:: Record excerpts

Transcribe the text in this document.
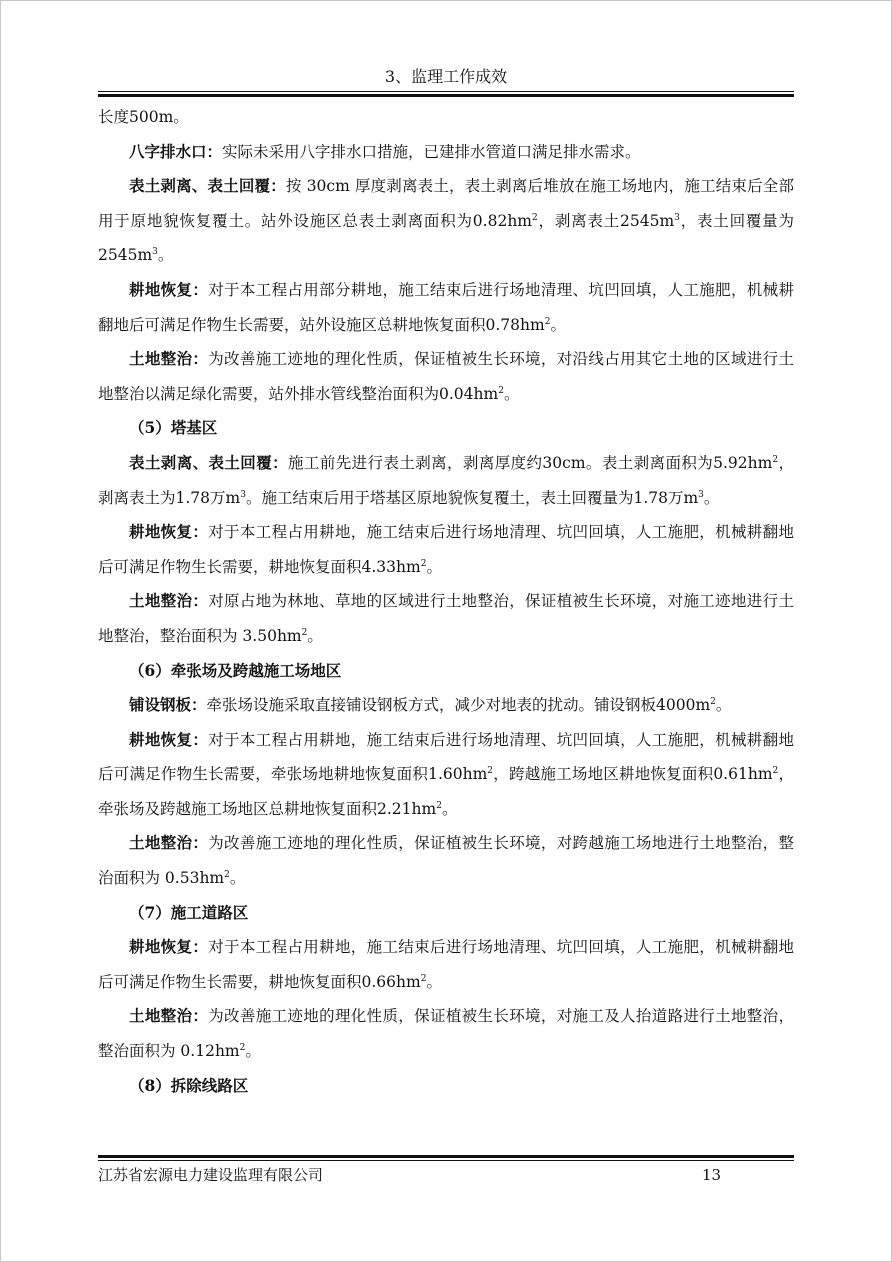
3、监理工作成效

长度500m。

八字排水口：实际未采用八字排水口措施，已建排水管道口满足排水需求。

表土剥离、表土回覆：按 30cm 厚度剥离表土，表土剥离后堆放在施工场地内，施工结束后全部用于原地貌恢复覆土。站外设施区总表土剥离面积为$0.82hm^2$，剥离表土$2545m^3$，表土回覆量为$2545m^3$。

耕地恢复：对于本工程占用部分耕地，施工结束后进行场地清理、坑凹回填，人工施肥，机械耕翻地后可满足作物生长需要，站外设施区总耕地恢复面积$0.78hm^2$。

土地整治：为改善施工迹地的理化性质，保证植被生长环境，对沿线占用其它土地的区域进行土地整治以满足绿化需要，站外排水管线整治面积为$0.04hm^2$。

（5）塔基区

表土剥离、表土回覆：施工前先进行表土剥离，剥离厚度约30cm。表土剥离面积为$5.92hm^2$，剥离表土为1.78万$m^3$。施工结束后用于塔基区原地貌恢复覆土，表土回覆量为1.78万$m^3$。

耕地恢复：对于本工程占用耕地，施工结束后进行场地清理、坑凹回填，人工施肥，机械耕翻地后可满足作物生长需要，耕地恢复面积$4.33hm^2$。

土地整治：对原占地为林地、草地的区域进行土地整治，保证植被生长环境，对施工迹地进行土地整治，整治面积为 $3.50hm^2$。

（6）牵张场及跨越施工场地区

铺设钢板：牵张场设施采取直接铺设钢板方式，减少对地表的扰动。铺设钢板$4000m^2$。

耕地恢复：对于本工程占用耕地，施工结束后进行场地清理、坑凹回填，人工施肥，机械耕翻地后可满足作物生长需要，牵张场地耕地恢复面积$1.60hm^2$，跨越施工场地区耕地恢复面积$0.61hm^2$，牵张场及跨越施工场地区总耕地恢复面积$2.21hm^2$。

土地整治：为改善施工迹地的理化性质，保证植被生长环境，对跨越施工场地进行土地整治，整治面积为 $0.53hm^2$。

（7）施工道路区

耕地恢复：对于本工程占用耕地，施工结束后进行场地清理、坑凹回填，人工施肥，机械耕翻地后可满足作物生长需要，耕地恢复面积$0.66hm^2$。

土地整治：为改善施工迹地的理化性质，保证植被生长环境，对施工及人抬道路进行土地整治，整治面积为 $0.12hm^2$。

（8）拆除线路区
江苏省宏源电力建设监理有限公司	13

::::

Set exercise →
Pull out all lines containing "坑凹回填".

Finished exercise →
耕地恢复：对于本工程占用部分耕地，施工结束后进行场地清理、坑凹回填，人工施肥，机械耕翻地后可满足作物生长需要，站外设施区总耕地恢复面积$0.78hm^2$。
耕地恢复：对于本工程占用耕地，施工结束后进行场地清理、坑凹回填，人工施肥，机械耕翻地后可满足作物生长需要，耕地恢复面积$4.33hm^2$。
耕地恢复：对于本工程占用耕地，施工结束后进行场地清理、坑凹回填，人工施肥，机械耕翻地后可满足作物生长需要，牵张场地耕地恢复面积$1.60hm^2$，跨越施工场地区耕地恢复面积$0.61hm^2$，牵张场及跨越施工场地区总耕地恢复面积$2.21hm^2$。
耕地恢复：对于本工程占用耕地，施工结束后进行场地清理、坑凹回填，人工施肥，机械耕翻地后可满足作物生长需要，耕地恢复面积$0.66hm^2$。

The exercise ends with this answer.